Passage provided -
Swail Ertel, the water polo player turned triathlete, recalls a similar sense of puzzlement after graduating from UCSD in 1995. During her junior year, she realized she didn’t have a passion for economics. She also couldn’t imagine herself in a job that required sitting at a desk all day. She decided to get a teaching credential, then switched to a master’s in physical education. She hoped to coach. She also kept up with water polo, playing for a club.

In 1997, water polo became an Olympic sport. Swail Ertel had been on the national team since 1993, two years after enrolling at UCSD. With the Olympics in mind, the women’s team worked tirelessly for 2 ½ years to bring its game up to medaling level. Swail Ertel became captain. She remembers wanting to showcase her country’s talent to the world at the Olympics. “It’s completely indescribable,” she said of her experience in Australia. She and her teammates brought home the silver from Sydney.

Extracted entries -
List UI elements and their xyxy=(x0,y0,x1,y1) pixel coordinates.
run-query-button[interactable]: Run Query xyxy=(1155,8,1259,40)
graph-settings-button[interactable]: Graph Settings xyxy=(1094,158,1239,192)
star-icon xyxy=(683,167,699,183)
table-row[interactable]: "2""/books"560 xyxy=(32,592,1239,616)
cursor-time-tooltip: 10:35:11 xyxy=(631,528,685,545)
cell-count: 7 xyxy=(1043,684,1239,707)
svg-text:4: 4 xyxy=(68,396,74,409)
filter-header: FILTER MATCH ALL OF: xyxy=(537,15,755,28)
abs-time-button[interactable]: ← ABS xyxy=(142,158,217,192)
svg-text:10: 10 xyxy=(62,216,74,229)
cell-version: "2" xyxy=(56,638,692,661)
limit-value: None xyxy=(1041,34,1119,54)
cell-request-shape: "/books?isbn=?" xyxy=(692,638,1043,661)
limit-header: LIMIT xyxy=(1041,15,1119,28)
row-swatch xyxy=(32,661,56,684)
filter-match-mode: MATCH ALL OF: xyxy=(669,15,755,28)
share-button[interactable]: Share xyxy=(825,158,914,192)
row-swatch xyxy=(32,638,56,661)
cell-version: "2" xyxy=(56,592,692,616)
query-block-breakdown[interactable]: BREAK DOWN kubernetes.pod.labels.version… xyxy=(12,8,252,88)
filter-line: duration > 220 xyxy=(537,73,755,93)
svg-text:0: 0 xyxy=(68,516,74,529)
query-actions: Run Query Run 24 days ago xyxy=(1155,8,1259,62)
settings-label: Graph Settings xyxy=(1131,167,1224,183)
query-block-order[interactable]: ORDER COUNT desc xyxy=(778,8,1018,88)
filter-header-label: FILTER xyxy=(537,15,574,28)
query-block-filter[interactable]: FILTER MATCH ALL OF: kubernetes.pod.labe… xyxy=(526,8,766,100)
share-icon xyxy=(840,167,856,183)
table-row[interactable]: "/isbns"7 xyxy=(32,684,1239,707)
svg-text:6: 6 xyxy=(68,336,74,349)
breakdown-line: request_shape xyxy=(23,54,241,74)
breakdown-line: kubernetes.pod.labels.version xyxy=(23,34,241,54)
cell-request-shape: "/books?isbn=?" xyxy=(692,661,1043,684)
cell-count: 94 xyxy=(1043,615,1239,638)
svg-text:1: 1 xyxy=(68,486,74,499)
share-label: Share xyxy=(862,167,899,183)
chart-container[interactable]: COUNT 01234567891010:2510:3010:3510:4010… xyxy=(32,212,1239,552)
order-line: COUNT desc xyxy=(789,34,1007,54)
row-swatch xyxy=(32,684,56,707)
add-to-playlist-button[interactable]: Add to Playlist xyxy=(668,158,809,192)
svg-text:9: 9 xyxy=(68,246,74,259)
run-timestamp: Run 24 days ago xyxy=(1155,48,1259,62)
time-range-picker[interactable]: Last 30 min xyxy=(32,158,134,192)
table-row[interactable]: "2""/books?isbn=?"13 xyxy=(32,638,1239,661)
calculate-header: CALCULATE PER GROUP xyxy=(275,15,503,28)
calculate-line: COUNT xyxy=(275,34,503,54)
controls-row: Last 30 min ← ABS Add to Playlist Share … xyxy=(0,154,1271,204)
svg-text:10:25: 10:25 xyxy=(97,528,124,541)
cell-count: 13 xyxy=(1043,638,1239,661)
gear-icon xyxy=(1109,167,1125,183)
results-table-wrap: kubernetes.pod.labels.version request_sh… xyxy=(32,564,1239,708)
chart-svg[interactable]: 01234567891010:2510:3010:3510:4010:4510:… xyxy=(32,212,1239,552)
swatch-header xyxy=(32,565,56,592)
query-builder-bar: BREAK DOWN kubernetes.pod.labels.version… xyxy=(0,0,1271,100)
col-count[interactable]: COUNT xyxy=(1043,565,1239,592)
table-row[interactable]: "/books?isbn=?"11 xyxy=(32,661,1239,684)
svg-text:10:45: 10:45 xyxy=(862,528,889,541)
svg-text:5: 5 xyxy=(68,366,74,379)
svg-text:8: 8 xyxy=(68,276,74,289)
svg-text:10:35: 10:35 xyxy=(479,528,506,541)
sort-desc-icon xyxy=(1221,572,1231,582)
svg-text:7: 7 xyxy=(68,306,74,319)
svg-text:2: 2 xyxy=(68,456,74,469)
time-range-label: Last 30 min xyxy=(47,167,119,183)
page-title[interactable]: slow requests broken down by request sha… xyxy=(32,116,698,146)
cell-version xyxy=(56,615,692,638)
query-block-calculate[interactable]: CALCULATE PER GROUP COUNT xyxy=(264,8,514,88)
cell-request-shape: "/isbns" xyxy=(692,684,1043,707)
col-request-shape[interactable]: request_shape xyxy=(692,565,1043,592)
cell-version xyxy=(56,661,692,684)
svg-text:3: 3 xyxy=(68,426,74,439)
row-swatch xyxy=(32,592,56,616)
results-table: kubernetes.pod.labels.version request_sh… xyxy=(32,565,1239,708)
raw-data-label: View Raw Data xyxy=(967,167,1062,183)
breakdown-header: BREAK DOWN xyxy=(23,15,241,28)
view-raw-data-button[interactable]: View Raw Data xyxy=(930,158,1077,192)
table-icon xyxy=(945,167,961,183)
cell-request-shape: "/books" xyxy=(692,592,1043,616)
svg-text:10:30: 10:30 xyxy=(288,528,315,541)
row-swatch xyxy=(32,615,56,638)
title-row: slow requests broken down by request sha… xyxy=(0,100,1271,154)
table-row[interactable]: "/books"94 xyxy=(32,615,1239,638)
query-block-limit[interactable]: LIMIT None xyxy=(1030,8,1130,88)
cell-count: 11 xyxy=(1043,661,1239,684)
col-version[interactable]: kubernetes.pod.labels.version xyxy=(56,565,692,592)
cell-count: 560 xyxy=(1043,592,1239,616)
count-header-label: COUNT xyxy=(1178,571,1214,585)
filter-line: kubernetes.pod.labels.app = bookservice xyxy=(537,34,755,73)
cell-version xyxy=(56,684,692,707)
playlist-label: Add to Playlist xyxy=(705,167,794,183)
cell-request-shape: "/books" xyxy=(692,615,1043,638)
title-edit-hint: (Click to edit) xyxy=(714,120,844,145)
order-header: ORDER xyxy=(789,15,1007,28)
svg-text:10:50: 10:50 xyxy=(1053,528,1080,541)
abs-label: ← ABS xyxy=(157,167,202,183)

Task goal -
In the passage about Swail Ertel, what medal did she and her teammates bring home from Sydney?

Reply -
The silver medal.